Set task —
How many lines of the data include the string "الابهاج"? State the number and nothing else.

Material for this task —

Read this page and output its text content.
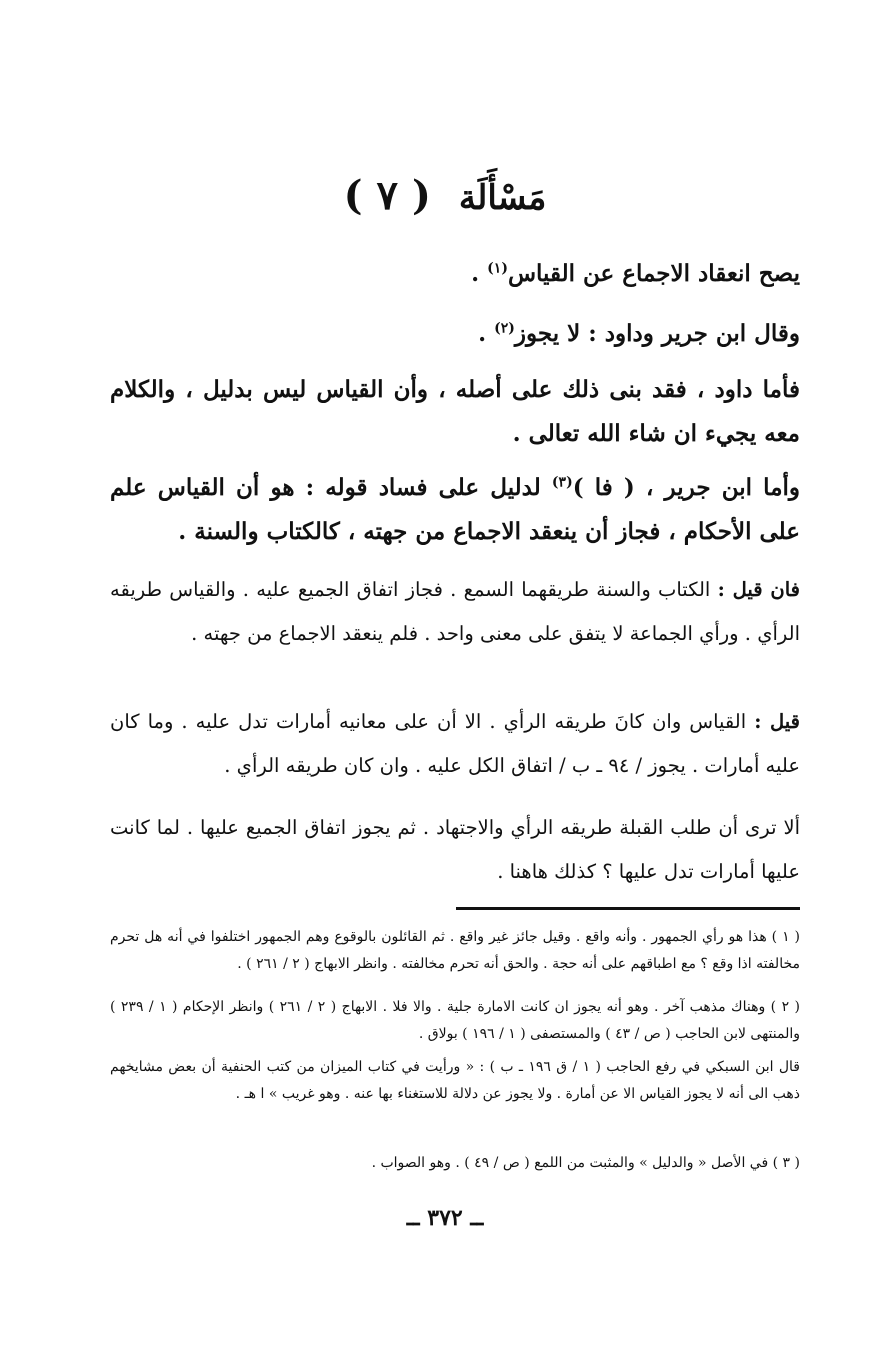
مَسْأَلَة ( ٧ )

يصح انعقاد الاجماع عن القياس$^{(١)}$ .

وقال ابن جرير وداود : لا يجوز$^{(٢)}$ .

فأما داود ، فقد بنى ذلك على أصله ، وأن القياس ليس بدليل ، والكلام معه يجيء ان شاء الله تعالى .

وأما ابن جرير ، ( فا )$^{(٣)}$ لدليل على فساد قوله : هو أن القياس علم على الأحكام ، فجاز أن ينعقد الاجماع من جهته ، كالكتاب والسنة .

فان قيل : الكتاب والسنة طريقهما السمع . فجاز اتفاق الجميع عليه . والقياس طريقه الرأي . ورأي الجماعة لا يتفق على معنى واحد . فلم ينعقد الاجماع من جهته .

قيل : القياس وان كانَ طريقه الرأي . الا أن على معانيه أمارات تدل عليه . وما كان عليه أمارات . يجوز / ٩٤ ـ ب / اتفاق الكل عليه . وان كان طريقه الرأي .

ألا ترى أن طلب القبلة طريقه الرأي والاجتهاد . ثم يجوز اتفاق الجميع عليها . لما كانت عليها أمارات تدل عليها ؟ كذلك هاهنا .

( ١ ) هذا هو رأي الجمهور . وأنه واقع . وقيل جائز غير واقع . ثم القائلون بالوقوع وهم الجمهور اختلفوا في أنه هل تحرم مخالفته اذا وقع ؟ مع اطباقهم على أنه حجة . والحق أنه تحرم مخالفته . وانظر الابهاج ( ٢ / ٢٦١ ) .

( ٢ ) وهناك مذهب آخر . وهو أنه يجوز ان كانت الامارة جلية . والا فلا . الابهاج ( ٢ / ٢٦١ ) وانظر الإحكام ( ١ / ٢٣٩ ) والمنتهى لابن الحاجب ( ص / ٤٣ ) والمستصفى ( ١ / ١٩٦ ) بولاق .

قال ابن السبكي في رفع الحاجب ( ١ / ق ١٩٦ ـ ب ) : « ورأيت في كتاب الميزان من كتب الحنفية أن بعض مشايخهم ذهب الى أنه لا يجوز القياس الا عن أمارة . ولا يجوز عن دلالة للاستغناء بها عنه . وهو غريب » ا هـ .

( ٣ ) في الأصل « والدليل » والمثبت من اللمع ( ص / ٤٩ ) . وهو الصواب .

ــ ٣٧٢ ــ
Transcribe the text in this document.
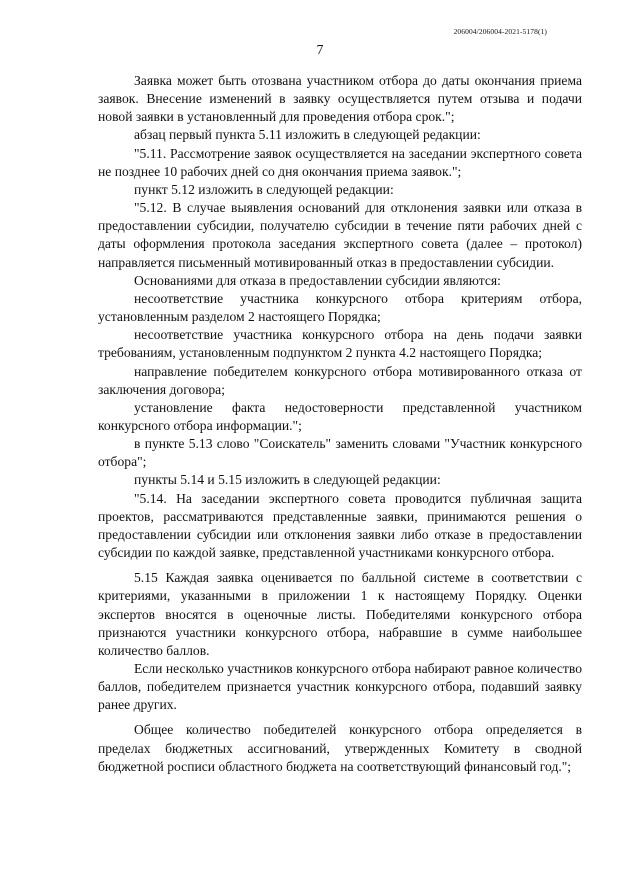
206004/206004-2021-5178(1)
7

Заявка может быть отозвана участником отбора до даты окончания приема заявок. Внесение изменений в заявку осуществляется путем отзыва и подачи новой заявки в установленный для проведения отбора срок.";

абзац первый пункта 5.11 изложить в следующей редакции:

"5.11. Рассмотрение заявок осуществляется на заседании экспертного совета не позднее 10 рабочих дней со дня окончания приема заявок.";

пункт 5.12 изложить в следующей редакции:

"5.12. В случае выявления оснований для отклонения заявки или отказа в предоставлении субсидии, получателю субсидии в течение пяти рабочих дней с даты оформления протокола заседания экспертного совета (далее – протокол) направляется письменный мотивированный отказ в предоставлении субсидии.

Основаниями для отказа в предоставлении субсидии являются:

несоответствие участника конкурсного отбора критериям отбора, установленным разделом 2 настоящего Порядка;

несоответствие участника конкурсного отбора на день подачи заявки требованиям, установленным подпунктом 2 пункта 4.2 настоящего Порядка;

направление победителем конкурсного отбора мотивированного отказа от заключения договора;

установление факта недостоверности представленной участником конкурсного отбора информации.";

в пункте 5.13 слово "Соискатель" заменить словами "Участник конкурсного отбора";

пункты 5.14 и 5.15 изложить в следующей редакции:

"5.14. На заседании экспертного совета проводится публичная защита проектов, рассматриваются представленные заявки, принимаются решения о предоставлении субсидии или отклонения заявки либо отказе в предоставлении субсидии по каждой заявке, представленной участниками конкурсного отбора.

5.15 Каждая заявка оценивается по балльной системе в соответствии с критериями, указанными в приложении 1 к настоящему Порядку. Оценки экспертов вносятся в оценочные листы. Победителями конкурсного отбора признаются участники конкурсного отбора, набравшие в сумме наибольшее количество баллов.

Если несколько участников конкурсного отбора набирают равное количество баллов, победителем признается участник конкурсного отбора, подавший заявку ранее других.

Общее количество победителей конкурсного отбора определяется в пределах бюджетных ассигнований, утвержденных Комитету в сводной бюджетной росписи областного бюджета на соответствующий финансовый год.";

Solution to the exercise —
2